→ **STATED PROBLEM**
The entries below should be transcribed in their entirety, exactly as written.

::: MATERIAL

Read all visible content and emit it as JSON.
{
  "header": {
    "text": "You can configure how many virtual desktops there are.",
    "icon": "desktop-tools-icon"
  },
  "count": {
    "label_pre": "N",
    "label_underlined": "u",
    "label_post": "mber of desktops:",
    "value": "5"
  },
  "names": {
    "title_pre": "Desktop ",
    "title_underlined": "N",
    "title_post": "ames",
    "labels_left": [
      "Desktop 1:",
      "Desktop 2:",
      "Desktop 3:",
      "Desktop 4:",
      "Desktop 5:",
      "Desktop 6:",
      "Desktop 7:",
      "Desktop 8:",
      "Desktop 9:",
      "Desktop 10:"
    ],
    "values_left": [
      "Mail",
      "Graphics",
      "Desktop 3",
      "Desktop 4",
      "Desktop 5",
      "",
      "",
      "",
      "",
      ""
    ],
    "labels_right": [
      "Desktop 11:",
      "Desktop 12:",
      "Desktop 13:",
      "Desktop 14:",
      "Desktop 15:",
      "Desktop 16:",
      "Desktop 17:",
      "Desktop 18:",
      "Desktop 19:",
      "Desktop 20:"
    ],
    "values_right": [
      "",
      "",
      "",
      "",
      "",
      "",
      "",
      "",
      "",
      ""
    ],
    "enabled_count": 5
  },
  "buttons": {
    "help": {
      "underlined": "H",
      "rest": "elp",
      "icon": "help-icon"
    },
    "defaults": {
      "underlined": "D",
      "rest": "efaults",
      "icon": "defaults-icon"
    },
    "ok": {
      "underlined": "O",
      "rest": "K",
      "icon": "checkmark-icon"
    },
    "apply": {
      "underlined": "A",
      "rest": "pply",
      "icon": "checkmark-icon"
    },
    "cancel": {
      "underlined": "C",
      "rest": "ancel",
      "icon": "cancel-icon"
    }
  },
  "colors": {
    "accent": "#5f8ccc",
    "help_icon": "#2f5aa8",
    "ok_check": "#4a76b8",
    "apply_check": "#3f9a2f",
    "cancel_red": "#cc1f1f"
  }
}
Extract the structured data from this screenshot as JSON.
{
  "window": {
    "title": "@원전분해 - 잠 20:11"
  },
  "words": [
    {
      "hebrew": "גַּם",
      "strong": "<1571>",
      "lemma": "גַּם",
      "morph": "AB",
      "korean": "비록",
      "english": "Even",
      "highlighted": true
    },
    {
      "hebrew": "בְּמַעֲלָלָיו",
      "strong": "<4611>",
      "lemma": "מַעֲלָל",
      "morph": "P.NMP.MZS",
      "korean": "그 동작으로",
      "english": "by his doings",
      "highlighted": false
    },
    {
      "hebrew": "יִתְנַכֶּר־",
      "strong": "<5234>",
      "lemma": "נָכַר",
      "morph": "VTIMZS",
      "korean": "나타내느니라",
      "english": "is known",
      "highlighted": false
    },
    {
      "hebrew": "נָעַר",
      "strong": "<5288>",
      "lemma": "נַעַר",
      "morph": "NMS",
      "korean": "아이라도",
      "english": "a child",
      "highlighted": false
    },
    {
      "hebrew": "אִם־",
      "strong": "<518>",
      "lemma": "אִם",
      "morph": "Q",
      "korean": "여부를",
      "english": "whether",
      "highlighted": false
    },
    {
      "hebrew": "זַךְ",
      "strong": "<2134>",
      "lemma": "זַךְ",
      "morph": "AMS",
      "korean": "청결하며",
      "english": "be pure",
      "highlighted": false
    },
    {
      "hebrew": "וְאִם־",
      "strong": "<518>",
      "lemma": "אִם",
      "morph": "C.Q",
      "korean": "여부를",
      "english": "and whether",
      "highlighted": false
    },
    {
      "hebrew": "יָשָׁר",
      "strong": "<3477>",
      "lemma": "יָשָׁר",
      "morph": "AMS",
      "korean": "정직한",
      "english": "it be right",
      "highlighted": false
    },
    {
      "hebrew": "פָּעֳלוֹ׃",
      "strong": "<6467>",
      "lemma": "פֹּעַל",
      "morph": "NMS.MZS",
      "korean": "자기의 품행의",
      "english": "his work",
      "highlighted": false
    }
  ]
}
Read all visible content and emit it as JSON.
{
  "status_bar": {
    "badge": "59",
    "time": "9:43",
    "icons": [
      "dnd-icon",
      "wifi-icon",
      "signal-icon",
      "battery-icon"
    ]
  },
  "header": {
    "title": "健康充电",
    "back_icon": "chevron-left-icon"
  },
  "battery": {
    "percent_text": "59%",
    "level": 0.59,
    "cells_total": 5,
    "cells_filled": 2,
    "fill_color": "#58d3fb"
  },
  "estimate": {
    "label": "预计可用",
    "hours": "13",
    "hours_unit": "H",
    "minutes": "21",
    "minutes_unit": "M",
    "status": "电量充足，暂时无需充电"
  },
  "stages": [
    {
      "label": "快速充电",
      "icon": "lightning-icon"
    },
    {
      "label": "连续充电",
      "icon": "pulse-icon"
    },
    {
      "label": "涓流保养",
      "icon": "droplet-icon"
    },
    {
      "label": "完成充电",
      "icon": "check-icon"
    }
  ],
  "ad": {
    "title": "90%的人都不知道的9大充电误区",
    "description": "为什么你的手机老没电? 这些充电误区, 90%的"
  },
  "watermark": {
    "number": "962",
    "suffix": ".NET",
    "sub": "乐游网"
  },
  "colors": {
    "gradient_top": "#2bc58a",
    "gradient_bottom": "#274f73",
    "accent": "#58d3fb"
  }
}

::::::

→ **TASK RESULT**
Read all visible content and emit it as JSON.
{
  "header": {
    "text": "You can configure how many virtual desktops there are.",
    "icon": "desktop-tools-icon"
  },
  "count": {
    "label_pre": "N",
    "label_underlined": "u",
    "label_post": "mber of desktops:",
    "value": "5"
  },
  "names": {
    "title_pre": "Desktop ",
    "title_underlined": "N",
    "title_post": "ames",
    "labels_left": [
      "Desktop 1:",
      "Desktop 2:",
      "Desktop 3:",
      "Desktop 4:",
      "Desktop 5:",
      "Desktop 6:",
      "Desktop 7:",
      "Desktop 8:",
      "Desktop 9:",
      "Desktop 10:"
    ],
    "values_left": [
      "Mail",
      "Graphics",
      "Desktop 3",
      "Desktop 4",
      "Desktop 5",
      "",
      "",
      "",
      "",
      ""
    ],
    "labels_right": [
      "Desktop 11:",
      "Desktop 12:",
      "Desktop 13:",
      "Desktop 14:",
      "Desktop 15:",
      "Desktop 16:",
      "Desktop 17:",
      "Desktop 18:",
      "Desktop 19:",
      "Desktop 20:"
    ],
    "values_right": [
      "",
      "",
      "",
      "",
      "",
      "",
      "",
      "",
      "",
      ""
    ],
    "enabled_count": 5
  },
  "buttons": {
    "help": {
      "underlined": "H",
      "rest": "elp",
      "icon": "help-icon"
    },
    "defaults": {
      "underlined": "D",
      "rest": "efaults",
      "icon": "defaults-icon"
    },
    "ok": {
      "underlined": "O",
      "rest": "K",
      "icon": "checkmark-icon"
    },
    "apply": {
      "underlined": "A",
      "rest": "pply",
      "icon": "checkmark-icon"
    },
    "cancel": {
      "underlined": "C",
      "rest": "ancel",
      "icon": "cancel-icon"
    }
  },
  "colors": {
    "accent": "#5f8ccc",
    "help_icon": "#2f5aa8",
    "ok_check": "#4a76b8",
    "apply_check": "#3f9a2f",
    "cancel_red": "#cc1f1f"
  }
}
Extract the structured data from this screenshot as JSON.
{
  "window": {
    "title": "@원전분해 - 잠 20:11"
  },
  "words": [
    {
      "hebrew": "גַּם",
      "strong": "<1571>",
      "lemma": "גַּם",
      "morph": "AB",
      "korean": "비록",
      "english": "Even",
      "highlighted": true
    },
    {
      "hebrew": "בְּמַעֲלָלָיו",
      "strong": "<4611>",
      "lemma": "מַעֲלָל",
      "morph": "P.NMP.MZS",
      "korean": "그 동작으로",
      "english": "by his doings",
      "highlighted": false
    },
    {
      "hebrew": "יִתְנַכֶּר־",
      "strong": "<5234>",
      "lemma": "נָכַר",
      "morph": "VTIMZS",
      "korean": "나타내느니라",
      "english": "is known",
      "highlighted": false
    },
    {
      "hebrew": "נָעַר",
      "strong": "<5288>",
      "lemma": "נַעַר",
      "morph": "NMS",
      "korean": "아이라도",
      "english": "a child",
      "highlighted": false
    },
    {
      "hebrew": "אִם־",
      "strong": "<518>",
      "lemma": "אִם",
      "morph": "Q",
      "korean": "여부를",
      "english": "whether",
      "highlighted": false
    },
    {
      "hebrew": "זַךְ",
      "strong": "<2134>",
      "lemma": "זַךְ",
      "morph": "AMS",
      "korean": "청결하며",
      "english": "be pure",
      "highlighted": false
    },
    {
      "hebrew": "וְאִם־",
      "strong": "<518>",
      "lemma": "אִם",
      "morph": "C.Q",
      "korean": "여부를",
      "english": "and whether",
      "highlighted": false
    },
    {
      "hebrew": "יָשָׁר",
      "strong": "<3477>",
      "lemma": "יָשָׁר",
      "morph": "AMS",
      "korean": "정직한",
      "english": "it be right",
      "highlighted": false
    },
    {
      "hebrew": "פָּעֳלוֹ׃",
      "strong": "<6467>",
      "lemma": "פֹּעַל",
      "morph": "NMS.MZS",
      "korean": "자기의 품행의",
      "english": "his work",
      "highlighted": false
    }
  ]
}
Read all visible content and emit it as JSON.
{
  "status_bar": {
    "badge": "59",
    "time": "9:43",
    "icons": [
      "dnd-icon",
      "wifi-icon",
      "signal-icon",
      "battery-icon"
    ]
  },
  "header": {
    "title": "健康充电",
    "back_icon": "chevron-left-icon"
  },
  "battery": {
    "percent_text": "59%",
    "level": 0.59,
    "cells_total": 5,
    "cells_filled": 2,
    "fill_color": "#58d3fb"
  },
  "estimate": {
    "label": "预计可用",
    "hours": "13",
    "hours_unit": "H",
    "minutes": "21",
    "minutes_unit": "M",
    "status": "电量充足，暂时无需充电"
  },
  "stages": [
    {
      "label": "快速充电",
      "icon": "lightning-icon"
    },
    {
      "label": "连续充电",
      "icon": "pulse-icon"
    },
    {
      "label": "涓流保养",
      "icon": "droplet-icon"
    },
    {
      "label": "完成充电",
      "icon": "check-icon"
    }
  ],
  "ad": {
    "title": "90%的人都不知道的9大充电误区",
    "description": "为什么你的手机老没电? 这些充电误区, 90%的"
  },
  "watermark": {
    "number": "962",
    "suffix": ".NET",
    "sub": "乐游网"
  },
  "colors": {
    "gradient_top": "#2bc58a",
    "gradient_bottom": "#274f73",
    "accent": "#58d3fb"
  }
}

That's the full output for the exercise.